** Goal **
Set each record down exactly, excluding all images.

[Start Exercise inputs]

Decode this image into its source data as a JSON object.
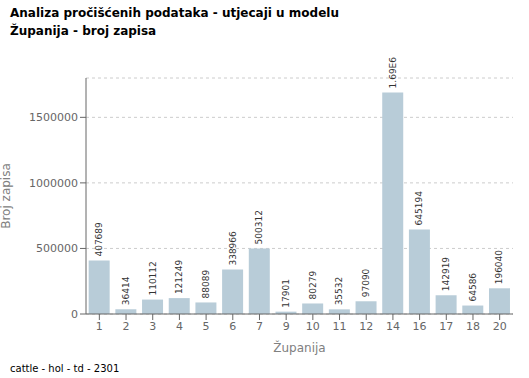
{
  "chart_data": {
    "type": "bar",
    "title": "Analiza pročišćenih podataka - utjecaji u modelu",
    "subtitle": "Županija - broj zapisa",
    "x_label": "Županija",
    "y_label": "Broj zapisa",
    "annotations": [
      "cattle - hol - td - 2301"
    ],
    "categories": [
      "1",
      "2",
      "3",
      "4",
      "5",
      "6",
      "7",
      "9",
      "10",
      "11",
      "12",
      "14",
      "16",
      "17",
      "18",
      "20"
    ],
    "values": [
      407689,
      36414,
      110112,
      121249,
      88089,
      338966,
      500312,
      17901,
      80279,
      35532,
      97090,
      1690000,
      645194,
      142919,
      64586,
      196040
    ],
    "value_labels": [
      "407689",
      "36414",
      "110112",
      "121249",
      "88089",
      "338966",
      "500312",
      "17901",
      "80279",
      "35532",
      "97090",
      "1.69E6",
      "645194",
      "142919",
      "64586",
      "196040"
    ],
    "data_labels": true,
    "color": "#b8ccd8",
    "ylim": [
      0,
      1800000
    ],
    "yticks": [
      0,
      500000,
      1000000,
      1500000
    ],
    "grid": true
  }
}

[End Exercise inputs]

** Answer in full **
Decode this image into its source data as a JSON object.
{
  "chart_data": {
    "type": "bar",
    "title": "Analiza pročišćenih podataka - utjecaji u modelu",
    "subtitle": "Županija - broj zapisa",
    "x_label": "Županija",
    "y_label": "Broj zapisa",
    "annotations": [
      "cattle - hol - td - 2301"
    ],
    "categories": [
      "1",
      "2",
      "3",
      "4",
      "5",
      "6",
      "7",
      "9",
      "10",
      "11",
      "12",
      "14",
      "16",
      "17",
      "18",
      "20"
    ],
    "values": [
      407689,
      36414,
      110112,
      121249,
      88089,
      338966,
      500312,
      17901,
      80279,
      35532,
      97090,
      1690000,
      645194,
      142919,
      64586,
      196040
    ],
    "value_labels": [
      "407689",
      "36414",
      "110112",
      "121249",
      "88089",
      "338966",
      "500312",
      "17901",
      "80279",
      "35532",
      "97090",
      "1.69E6",
      "645194",
      "142919",
      "64586",
      "196040"
    ],
    "data_labels": true,
    "color": "#b8ccd8",
    "ylim": [
      0,
      1800000
    ],
    "yticks": [
      0,
      500000,
      1000000,
      1500000
    ],
    "grid": true
  }
}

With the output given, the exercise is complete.